[Dataset entries]
— begin —

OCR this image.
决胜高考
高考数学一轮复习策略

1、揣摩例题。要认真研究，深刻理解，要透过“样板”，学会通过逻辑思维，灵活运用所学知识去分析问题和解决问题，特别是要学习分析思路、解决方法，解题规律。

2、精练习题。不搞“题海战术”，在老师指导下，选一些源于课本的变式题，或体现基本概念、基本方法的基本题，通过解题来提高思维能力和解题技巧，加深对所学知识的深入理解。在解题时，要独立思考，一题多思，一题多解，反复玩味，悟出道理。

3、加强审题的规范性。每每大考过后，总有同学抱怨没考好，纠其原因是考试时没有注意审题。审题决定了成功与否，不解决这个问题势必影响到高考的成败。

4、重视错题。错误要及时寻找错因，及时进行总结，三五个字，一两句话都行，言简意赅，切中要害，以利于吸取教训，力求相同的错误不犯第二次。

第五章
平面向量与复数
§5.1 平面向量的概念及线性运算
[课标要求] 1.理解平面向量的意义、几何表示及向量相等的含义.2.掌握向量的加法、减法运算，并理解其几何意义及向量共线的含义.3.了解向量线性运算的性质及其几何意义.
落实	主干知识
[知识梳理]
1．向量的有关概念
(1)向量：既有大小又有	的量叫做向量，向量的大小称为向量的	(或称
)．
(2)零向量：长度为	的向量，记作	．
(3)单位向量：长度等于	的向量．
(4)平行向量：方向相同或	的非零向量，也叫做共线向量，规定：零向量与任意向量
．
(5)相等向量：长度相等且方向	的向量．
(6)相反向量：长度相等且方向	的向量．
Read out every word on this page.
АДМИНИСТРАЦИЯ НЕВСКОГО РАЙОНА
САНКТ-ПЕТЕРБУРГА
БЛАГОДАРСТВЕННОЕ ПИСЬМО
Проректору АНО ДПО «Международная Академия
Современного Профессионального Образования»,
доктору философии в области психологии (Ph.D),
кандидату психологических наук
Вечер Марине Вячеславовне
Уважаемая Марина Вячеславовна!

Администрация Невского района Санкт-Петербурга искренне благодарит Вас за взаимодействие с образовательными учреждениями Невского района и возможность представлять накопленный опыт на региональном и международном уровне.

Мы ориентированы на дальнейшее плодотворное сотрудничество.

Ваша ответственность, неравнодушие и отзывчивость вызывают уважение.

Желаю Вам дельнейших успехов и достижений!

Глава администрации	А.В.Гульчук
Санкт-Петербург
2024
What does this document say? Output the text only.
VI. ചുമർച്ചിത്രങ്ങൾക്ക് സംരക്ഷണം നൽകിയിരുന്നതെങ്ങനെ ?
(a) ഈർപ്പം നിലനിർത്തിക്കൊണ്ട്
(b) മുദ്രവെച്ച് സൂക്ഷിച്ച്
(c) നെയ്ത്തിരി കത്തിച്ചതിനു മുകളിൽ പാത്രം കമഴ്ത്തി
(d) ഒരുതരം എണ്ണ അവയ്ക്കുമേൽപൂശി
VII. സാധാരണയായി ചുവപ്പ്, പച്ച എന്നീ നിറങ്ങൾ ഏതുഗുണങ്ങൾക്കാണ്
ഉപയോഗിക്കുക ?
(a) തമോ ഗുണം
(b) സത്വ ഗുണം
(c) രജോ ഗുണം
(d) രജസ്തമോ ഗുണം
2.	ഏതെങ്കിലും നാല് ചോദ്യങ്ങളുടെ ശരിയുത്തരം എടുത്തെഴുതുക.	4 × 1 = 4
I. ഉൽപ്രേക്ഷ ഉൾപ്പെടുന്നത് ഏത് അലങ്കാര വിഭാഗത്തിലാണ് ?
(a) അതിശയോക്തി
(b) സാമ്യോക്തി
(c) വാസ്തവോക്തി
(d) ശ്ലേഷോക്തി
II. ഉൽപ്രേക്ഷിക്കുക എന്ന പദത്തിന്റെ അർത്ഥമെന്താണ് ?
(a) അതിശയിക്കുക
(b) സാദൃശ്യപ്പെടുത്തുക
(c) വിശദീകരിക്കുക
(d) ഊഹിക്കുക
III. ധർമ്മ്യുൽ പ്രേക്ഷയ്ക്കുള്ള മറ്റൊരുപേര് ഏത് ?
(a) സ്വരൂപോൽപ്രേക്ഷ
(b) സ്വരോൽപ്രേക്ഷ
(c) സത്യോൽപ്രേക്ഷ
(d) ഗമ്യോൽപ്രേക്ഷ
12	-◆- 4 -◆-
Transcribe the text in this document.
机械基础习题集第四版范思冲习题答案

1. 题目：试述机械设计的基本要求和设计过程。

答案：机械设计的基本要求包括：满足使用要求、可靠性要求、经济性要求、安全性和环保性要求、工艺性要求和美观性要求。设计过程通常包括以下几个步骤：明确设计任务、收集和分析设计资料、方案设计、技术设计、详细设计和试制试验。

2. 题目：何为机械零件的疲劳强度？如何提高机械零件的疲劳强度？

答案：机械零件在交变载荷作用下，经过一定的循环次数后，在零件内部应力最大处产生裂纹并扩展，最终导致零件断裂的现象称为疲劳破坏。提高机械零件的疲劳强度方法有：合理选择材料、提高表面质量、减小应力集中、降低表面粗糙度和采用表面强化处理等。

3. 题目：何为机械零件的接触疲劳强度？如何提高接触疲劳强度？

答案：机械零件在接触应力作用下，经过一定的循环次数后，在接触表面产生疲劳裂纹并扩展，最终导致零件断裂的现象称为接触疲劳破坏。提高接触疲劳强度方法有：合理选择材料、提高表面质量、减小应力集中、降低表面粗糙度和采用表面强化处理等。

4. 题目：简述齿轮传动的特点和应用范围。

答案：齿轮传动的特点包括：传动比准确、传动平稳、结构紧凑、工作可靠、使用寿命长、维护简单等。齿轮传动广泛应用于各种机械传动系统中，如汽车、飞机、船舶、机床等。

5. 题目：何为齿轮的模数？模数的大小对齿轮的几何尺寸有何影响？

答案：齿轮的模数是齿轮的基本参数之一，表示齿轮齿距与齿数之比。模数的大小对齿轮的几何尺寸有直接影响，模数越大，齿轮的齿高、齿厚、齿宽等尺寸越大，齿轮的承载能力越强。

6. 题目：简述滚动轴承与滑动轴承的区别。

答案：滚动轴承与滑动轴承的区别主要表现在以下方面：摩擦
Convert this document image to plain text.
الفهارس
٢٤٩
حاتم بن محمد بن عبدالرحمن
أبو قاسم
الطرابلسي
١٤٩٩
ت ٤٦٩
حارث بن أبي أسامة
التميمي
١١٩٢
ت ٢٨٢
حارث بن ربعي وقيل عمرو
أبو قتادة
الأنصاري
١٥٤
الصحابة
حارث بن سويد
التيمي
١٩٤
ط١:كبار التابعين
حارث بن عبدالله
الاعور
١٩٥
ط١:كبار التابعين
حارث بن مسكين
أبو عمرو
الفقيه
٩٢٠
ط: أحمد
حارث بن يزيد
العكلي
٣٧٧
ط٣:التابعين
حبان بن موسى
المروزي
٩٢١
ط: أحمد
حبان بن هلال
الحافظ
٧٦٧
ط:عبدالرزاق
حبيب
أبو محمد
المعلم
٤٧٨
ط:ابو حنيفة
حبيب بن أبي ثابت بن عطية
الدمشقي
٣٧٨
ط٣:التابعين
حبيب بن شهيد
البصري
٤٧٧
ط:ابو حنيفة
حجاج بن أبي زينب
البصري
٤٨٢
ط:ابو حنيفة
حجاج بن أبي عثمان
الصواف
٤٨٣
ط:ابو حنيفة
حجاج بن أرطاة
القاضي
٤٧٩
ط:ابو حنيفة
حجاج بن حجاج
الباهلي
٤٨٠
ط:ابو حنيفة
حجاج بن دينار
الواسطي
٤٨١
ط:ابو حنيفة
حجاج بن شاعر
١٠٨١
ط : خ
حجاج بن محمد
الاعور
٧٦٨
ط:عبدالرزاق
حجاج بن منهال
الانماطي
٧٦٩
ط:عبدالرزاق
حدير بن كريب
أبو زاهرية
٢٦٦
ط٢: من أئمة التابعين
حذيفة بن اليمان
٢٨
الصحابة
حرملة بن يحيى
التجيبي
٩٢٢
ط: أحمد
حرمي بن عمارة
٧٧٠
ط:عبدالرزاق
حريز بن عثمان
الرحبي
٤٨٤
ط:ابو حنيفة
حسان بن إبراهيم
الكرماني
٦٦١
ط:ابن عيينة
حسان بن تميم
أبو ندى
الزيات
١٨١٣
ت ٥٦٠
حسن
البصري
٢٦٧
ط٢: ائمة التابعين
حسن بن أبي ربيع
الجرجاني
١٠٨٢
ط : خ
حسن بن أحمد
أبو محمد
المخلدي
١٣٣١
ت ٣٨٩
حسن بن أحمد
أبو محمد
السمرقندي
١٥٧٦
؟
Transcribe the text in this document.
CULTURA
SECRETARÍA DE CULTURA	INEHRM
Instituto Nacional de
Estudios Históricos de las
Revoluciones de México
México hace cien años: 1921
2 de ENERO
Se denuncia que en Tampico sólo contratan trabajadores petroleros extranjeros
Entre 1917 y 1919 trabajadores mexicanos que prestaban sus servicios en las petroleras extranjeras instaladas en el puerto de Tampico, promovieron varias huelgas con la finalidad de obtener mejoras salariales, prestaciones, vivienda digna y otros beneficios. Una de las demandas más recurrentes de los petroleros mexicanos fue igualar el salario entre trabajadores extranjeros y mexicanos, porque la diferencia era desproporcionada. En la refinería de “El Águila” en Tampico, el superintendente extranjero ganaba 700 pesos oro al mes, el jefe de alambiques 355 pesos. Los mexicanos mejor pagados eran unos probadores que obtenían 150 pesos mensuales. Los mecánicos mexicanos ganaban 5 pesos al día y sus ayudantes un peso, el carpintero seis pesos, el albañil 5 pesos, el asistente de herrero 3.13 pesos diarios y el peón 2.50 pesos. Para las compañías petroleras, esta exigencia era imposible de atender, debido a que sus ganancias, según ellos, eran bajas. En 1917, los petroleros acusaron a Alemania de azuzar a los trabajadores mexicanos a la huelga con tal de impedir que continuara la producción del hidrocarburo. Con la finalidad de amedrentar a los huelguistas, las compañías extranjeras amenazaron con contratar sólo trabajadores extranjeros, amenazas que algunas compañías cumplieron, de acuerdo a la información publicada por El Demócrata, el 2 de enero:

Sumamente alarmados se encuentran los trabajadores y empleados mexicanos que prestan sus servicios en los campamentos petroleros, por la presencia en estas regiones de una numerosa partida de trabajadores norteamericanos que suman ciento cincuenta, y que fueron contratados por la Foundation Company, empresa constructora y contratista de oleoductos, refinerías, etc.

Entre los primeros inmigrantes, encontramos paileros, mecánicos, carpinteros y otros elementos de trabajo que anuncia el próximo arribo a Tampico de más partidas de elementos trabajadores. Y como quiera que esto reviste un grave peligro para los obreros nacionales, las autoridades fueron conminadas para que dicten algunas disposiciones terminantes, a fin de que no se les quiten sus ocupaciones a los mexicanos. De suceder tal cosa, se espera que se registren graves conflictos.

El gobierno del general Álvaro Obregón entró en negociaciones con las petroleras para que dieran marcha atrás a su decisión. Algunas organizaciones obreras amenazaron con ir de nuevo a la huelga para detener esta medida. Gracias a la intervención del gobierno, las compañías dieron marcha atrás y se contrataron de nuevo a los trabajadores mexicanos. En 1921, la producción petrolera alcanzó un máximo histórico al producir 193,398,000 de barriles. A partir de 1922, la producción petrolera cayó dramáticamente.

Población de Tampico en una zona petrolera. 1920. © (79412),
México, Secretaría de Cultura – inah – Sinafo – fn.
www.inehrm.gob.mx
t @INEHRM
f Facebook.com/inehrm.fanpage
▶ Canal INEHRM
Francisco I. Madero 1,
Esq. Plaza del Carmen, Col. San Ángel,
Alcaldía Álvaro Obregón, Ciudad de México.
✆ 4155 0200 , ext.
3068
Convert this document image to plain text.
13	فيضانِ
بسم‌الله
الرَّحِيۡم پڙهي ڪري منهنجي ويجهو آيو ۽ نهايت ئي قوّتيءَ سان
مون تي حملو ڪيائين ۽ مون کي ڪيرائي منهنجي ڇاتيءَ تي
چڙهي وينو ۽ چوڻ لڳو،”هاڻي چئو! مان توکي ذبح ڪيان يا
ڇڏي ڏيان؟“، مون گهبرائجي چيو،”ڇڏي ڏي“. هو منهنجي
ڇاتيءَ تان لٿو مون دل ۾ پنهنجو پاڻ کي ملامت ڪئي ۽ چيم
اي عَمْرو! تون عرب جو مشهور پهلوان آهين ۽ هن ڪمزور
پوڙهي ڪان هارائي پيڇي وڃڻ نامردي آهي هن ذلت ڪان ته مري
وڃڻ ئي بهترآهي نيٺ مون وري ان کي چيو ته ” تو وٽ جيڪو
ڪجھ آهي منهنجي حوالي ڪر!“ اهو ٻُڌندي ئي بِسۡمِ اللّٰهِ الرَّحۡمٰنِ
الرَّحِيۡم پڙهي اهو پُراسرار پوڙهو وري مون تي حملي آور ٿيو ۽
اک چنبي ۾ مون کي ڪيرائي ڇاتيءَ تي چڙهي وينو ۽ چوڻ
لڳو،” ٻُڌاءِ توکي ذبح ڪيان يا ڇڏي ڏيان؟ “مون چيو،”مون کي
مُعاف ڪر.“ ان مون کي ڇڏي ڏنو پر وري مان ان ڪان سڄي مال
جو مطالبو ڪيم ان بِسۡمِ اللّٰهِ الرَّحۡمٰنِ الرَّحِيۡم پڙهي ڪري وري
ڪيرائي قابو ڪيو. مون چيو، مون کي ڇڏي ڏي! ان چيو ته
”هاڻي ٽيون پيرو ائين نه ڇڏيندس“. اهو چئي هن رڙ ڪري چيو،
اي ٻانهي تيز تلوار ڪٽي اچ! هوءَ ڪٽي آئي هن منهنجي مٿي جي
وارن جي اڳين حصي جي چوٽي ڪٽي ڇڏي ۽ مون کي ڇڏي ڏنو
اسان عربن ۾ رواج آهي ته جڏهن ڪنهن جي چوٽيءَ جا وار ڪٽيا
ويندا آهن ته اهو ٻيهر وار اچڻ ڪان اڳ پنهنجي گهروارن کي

— end —

** Task to complete **
Tell how many lines in the records above contain "servicios", giving the number and no other words.

** Solution for this exercise **
2